**YOUR INSTRUCTIONS**
Tell me how many lines hold "html", please, using only the number.

**DATA LINES**

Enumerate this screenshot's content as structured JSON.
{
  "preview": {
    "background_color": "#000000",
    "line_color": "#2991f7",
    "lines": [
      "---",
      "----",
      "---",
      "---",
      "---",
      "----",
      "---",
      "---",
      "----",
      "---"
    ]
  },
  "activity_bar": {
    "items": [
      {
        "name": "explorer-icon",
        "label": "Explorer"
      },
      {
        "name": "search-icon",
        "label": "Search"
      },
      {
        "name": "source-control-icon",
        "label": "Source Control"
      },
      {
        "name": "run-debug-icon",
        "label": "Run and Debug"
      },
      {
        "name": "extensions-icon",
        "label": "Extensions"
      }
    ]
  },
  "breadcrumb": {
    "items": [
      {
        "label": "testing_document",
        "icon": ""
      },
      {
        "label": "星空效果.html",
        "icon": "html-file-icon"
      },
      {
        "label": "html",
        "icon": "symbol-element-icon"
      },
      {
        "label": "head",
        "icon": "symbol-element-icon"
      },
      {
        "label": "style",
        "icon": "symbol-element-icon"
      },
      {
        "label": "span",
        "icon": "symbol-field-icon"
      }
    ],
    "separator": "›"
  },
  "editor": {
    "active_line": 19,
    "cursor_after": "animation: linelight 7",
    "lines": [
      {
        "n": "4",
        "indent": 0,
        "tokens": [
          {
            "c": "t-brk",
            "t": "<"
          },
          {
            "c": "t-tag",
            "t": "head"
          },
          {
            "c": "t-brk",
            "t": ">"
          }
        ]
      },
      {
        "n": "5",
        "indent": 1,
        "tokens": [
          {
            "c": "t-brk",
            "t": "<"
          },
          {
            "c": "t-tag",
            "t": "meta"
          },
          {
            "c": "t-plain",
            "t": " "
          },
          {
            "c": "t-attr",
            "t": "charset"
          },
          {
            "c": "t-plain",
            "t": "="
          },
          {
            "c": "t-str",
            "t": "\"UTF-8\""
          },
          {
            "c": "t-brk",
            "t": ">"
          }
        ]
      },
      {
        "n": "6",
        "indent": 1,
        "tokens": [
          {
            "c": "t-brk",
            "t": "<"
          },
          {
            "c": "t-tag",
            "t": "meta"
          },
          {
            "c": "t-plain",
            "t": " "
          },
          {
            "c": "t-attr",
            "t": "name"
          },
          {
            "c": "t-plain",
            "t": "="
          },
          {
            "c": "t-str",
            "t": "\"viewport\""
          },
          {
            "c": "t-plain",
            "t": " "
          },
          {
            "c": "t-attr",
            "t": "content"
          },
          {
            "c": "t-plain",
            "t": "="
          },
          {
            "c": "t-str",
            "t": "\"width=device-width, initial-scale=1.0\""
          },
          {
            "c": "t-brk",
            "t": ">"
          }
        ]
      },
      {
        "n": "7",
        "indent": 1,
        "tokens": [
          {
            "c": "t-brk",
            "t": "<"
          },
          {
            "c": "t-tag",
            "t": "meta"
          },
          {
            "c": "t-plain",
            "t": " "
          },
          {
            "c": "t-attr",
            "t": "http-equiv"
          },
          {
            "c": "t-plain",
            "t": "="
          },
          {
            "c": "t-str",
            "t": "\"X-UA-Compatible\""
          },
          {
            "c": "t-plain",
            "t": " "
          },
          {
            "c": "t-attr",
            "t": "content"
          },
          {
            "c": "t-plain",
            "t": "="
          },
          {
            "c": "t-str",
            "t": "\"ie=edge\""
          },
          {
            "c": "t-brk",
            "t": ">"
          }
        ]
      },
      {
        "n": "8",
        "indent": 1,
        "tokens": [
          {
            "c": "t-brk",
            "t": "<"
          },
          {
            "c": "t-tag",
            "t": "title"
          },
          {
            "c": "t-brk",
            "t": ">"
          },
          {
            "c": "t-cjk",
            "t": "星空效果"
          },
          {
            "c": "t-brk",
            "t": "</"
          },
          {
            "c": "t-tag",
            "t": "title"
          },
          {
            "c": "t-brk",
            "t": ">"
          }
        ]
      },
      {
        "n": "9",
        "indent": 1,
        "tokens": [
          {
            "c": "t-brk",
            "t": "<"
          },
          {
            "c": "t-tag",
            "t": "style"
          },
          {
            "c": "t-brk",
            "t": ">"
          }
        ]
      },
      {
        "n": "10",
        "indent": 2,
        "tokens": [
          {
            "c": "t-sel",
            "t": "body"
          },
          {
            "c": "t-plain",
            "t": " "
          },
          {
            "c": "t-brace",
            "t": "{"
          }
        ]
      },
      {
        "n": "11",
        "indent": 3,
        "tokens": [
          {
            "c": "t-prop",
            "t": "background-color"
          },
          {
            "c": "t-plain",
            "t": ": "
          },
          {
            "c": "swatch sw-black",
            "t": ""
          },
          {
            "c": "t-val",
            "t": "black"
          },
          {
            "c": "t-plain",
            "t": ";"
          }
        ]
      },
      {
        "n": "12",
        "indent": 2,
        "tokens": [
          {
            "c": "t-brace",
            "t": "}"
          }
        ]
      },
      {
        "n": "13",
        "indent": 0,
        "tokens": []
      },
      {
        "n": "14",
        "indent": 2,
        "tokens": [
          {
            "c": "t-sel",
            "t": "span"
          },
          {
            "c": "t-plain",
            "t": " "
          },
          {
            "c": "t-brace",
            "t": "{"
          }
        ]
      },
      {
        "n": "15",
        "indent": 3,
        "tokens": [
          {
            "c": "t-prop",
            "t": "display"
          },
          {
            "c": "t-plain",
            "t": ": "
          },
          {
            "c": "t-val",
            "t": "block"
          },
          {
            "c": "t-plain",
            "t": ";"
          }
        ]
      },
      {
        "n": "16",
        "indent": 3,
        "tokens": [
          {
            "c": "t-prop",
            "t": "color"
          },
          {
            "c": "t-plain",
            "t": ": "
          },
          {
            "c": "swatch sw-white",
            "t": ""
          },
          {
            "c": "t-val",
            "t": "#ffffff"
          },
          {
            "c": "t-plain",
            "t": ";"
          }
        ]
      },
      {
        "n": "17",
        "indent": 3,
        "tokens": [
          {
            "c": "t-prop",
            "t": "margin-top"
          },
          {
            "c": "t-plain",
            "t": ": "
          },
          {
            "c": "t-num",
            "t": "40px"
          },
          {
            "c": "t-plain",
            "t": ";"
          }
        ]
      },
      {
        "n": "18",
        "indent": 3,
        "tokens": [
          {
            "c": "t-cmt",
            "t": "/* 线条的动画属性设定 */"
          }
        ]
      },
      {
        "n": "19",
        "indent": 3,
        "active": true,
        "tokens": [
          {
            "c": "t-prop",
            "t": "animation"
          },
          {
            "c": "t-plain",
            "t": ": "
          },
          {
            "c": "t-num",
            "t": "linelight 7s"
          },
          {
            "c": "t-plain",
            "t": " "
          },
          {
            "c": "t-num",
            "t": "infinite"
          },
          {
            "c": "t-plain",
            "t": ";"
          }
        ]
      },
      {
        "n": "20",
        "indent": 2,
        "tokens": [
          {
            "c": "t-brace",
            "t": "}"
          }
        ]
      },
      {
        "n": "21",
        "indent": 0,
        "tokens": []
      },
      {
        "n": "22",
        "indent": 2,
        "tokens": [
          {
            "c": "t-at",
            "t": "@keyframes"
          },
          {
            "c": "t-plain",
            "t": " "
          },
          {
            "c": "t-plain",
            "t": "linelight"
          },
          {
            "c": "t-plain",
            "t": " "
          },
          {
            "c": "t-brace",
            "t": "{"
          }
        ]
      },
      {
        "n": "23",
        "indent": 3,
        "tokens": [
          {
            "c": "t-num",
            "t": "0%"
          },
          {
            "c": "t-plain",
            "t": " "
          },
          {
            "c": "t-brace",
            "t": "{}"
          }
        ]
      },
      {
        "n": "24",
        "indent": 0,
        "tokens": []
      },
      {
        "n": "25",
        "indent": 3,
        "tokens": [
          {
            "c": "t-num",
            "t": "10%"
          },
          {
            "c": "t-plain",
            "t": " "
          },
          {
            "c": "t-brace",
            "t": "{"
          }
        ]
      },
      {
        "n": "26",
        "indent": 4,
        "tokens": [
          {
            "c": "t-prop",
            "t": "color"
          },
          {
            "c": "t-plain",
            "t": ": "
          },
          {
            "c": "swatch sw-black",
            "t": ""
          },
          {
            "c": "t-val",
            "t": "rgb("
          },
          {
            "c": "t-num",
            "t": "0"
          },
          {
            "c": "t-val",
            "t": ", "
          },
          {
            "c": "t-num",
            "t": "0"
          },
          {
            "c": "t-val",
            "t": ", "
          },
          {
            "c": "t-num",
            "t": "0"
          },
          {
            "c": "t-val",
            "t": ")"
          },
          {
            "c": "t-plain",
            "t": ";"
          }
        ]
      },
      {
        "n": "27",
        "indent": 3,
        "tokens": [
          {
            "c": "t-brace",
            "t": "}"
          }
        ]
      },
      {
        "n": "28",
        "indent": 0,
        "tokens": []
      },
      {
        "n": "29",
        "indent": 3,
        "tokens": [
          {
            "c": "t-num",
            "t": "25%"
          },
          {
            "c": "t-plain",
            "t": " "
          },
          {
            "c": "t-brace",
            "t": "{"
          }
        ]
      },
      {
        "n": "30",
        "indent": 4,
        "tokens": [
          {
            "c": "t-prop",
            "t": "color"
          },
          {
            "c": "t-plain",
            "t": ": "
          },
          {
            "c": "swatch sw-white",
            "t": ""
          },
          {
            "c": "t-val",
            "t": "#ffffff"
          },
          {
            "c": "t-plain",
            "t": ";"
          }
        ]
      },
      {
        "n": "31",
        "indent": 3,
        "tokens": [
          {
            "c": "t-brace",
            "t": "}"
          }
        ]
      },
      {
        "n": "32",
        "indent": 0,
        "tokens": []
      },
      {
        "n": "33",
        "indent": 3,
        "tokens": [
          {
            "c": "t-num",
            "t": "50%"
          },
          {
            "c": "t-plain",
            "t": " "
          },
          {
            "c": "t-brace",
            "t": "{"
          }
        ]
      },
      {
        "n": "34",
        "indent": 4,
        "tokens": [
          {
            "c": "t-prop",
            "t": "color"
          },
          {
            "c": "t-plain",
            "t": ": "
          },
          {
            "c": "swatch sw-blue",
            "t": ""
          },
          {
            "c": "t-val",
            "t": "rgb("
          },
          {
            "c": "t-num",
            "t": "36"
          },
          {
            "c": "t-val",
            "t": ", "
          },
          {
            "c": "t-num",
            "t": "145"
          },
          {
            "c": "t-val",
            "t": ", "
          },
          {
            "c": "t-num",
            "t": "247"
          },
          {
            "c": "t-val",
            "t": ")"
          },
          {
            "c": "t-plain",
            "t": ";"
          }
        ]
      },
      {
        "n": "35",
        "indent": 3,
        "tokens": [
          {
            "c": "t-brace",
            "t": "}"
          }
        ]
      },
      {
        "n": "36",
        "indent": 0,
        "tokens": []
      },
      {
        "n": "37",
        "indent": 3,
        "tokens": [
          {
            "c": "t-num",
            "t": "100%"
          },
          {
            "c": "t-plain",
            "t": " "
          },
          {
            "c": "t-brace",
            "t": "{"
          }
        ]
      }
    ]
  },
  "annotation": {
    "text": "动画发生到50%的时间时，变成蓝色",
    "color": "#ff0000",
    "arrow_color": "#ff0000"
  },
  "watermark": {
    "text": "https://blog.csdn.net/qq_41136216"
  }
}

**ANSWER TO THE PROBLEM**
3